"""

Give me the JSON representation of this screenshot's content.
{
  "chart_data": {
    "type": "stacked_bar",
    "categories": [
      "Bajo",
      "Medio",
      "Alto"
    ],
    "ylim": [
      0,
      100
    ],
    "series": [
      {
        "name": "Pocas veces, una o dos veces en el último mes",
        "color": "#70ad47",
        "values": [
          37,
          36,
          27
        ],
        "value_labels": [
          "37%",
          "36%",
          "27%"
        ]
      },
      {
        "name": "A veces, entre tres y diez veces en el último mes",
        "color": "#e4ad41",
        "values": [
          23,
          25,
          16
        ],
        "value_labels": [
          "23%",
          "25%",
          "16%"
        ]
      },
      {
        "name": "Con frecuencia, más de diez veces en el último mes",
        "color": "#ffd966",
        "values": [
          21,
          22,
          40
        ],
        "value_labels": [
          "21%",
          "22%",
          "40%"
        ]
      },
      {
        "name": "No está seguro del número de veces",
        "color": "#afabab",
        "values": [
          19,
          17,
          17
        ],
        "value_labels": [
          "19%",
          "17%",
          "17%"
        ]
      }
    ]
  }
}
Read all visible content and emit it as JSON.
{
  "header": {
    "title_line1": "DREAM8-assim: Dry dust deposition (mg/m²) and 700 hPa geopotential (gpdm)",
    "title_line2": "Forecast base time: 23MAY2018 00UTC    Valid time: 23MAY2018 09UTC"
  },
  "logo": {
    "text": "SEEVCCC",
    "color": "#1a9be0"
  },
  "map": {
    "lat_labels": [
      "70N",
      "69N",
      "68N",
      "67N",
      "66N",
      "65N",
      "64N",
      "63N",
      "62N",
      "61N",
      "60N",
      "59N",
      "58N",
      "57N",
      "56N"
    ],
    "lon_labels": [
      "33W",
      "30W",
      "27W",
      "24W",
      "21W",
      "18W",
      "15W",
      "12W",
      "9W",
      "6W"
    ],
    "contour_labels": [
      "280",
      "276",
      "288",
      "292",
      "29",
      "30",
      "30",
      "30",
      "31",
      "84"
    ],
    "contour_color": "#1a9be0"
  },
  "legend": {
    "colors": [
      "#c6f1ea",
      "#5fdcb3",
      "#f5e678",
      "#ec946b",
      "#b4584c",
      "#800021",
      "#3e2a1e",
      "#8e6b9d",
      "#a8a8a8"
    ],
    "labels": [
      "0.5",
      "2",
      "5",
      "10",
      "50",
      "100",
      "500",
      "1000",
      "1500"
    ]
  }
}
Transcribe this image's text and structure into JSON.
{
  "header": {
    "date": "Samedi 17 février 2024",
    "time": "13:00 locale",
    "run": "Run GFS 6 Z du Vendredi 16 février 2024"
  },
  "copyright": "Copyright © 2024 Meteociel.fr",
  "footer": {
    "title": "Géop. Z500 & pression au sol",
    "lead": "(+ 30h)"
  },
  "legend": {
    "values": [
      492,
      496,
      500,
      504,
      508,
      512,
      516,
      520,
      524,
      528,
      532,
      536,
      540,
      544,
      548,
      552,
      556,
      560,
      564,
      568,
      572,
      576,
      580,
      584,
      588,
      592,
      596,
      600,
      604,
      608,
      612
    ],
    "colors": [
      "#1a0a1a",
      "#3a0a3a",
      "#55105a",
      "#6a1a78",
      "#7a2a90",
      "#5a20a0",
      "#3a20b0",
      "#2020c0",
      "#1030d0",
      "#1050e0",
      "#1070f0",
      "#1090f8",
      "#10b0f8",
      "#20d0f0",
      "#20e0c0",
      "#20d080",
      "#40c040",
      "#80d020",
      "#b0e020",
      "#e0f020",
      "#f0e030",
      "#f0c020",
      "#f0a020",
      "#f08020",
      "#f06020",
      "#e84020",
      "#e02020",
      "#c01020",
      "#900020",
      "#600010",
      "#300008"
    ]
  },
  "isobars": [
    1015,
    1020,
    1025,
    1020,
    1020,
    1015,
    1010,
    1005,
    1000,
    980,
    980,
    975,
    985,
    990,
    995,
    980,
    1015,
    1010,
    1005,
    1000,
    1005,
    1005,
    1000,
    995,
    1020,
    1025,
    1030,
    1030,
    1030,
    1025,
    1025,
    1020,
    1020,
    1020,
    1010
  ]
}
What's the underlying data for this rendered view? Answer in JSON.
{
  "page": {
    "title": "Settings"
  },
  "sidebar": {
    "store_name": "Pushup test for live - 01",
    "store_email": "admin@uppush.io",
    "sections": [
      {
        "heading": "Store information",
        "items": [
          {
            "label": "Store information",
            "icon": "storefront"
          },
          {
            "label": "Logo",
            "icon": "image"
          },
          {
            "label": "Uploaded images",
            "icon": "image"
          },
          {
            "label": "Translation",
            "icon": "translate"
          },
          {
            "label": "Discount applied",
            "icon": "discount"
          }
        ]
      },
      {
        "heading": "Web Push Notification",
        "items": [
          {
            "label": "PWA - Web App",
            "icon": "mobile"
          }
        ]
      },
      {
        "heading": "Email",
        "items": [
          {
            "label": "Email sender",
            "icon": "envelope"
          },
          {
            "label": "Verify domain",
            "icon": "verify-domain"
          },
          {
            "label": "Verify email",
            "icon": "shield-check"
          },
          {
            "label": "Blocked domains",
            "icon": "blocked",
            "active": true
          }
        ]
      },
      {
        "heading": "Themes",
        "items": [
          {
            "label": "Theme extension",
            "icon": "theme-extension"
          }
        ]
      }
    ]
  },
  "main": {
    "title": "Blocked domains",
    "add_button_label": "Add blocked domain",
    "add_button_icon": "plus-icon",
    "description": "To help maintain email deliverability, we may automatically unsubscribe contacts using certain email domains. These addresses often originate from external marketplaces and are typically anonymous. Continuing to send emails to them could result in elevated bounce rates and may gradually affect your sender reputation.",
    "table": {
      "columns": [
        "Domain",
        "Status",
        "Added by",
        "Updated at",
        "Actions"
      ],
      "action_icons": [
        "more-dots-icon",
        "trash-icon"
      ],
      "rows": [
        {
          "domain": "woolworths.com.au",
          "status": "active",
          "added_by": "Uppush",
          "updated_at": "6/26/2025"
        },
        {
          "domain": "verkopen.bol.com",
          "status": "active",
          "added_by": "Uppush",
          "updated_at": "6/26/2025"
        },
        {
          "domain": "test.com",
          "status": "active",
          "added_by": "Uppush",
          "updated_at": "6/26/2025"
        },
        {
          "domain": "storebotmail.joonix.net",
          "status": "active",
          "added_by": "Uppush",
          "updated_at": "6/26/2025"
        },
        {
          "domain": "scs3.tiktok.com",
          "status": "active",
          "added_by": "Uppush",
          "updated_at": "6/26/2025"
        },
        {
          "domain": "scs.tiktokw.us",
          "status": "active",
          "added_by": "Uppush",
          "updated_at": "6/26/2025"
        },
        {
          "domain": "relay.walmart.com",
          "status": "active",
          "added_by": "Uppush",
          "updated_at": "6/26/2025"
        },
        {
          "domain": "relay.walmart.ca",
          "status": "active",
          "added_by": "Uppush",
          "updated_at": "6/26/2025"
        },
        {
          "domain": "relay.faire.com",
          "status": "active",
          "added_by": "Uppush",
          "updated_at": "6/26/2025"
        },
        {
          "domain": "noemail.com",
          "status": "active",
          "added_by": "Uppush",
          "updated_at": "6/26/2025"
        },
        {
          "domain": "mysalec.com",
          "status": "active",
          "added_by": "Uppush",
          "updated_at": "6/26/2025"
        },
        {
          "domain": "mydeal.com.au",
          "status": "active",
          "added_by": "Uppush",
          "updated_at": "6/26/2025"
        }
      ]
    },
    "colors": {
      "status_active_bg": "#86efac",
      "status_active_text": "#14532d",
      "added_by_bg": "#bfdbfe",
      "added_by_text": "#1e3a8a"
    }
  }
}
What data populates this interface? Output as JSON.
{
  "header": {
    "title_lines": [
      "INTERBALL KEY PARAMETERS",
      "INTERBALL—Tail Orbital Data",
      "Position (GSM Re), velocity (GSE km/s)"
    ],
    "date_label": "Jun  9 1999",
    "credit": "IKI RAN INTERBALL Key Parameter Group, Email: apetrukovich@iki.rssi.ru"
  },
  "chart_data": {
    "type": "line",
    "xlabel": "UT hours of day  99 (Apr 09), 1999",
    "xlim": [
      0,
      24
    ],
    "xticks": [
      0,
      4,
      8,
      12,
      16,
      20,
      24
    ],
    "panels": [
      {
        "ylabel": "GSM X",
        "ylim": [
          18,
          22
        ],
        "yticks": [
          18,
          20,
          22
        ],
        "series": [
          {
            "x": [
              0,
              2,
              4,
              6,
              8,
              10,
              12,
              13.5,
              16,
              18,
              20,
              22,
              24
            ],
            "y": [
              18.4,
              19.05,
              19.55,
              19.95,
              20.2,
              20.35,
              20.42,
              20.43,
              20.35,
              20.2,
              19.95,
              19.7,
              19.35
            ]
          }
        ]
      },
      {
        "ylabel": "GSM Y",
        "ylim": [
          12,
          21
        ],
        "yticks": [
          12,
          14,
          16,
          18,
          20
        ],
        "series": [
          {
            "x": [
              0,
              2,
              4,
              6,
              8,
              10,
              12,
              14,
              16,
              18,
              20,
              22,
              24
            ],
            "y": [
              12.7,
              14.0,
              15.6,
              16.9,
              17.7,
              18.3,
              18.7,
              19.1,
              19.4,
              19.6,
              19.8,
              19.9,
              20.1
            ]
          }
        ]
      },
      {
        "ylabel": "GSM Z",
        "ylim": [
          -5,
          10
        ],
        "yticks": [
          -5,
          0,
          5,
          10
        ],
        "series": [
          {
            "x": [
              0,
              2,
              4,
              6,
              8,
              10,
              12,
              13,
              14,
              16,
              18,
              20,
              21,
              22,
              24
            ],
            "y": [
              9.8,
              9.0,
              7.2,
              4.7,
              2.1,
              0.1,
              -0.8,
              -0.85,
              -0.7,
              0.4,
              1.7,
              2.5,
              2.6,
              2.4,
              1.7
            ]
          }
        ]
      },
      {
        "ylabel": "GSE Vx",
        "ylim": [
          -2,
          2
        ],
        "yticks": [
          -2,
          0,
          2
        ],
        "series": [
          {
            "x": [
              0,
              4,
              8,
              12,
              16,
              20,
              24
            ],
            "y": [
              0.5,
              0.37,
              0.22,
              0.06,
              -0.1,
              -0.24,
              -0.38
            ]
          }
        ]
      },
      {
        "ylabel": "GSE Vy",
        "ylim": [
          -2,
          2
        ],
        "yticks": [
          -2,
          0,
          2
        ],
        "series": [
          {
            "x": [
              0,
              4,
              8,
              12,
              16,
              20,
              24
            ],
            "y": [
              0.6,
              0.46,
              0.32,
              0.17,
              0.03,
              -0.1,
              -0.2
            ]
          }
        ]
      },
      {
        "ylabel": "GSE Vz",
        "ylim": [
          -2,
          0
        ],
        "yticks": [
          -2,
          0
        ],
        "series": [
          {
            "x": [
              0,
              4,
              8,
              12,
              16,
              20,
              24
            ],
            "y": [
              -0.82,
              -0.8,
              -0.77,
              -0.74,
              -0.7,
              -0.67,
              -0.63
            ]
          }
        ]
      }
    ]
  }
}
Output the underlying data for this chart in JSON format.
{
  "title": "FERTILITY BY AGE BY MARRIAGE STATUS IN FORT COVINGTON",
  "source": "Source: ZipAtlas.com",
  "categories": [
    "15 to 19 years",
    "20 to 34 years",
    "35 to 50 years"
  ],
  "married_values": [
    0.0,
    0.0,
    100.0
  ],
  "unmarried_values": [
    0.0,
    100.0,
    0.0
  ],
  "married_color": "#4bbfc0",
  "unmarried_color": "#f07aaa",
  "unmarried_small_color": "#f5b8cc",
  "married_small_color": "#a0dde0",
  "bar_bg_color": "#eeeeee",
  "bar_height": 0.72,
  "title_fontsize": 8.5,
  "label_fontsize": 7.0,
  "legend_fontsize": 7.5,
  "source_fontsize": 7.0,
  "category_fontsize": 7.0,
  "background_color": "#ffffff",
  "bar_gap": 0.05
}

"""

### EXERCISE
Your answer should be a single number: the count of lines in the data that include the word "extension".

### SOLUTION FOR THIS TASK
2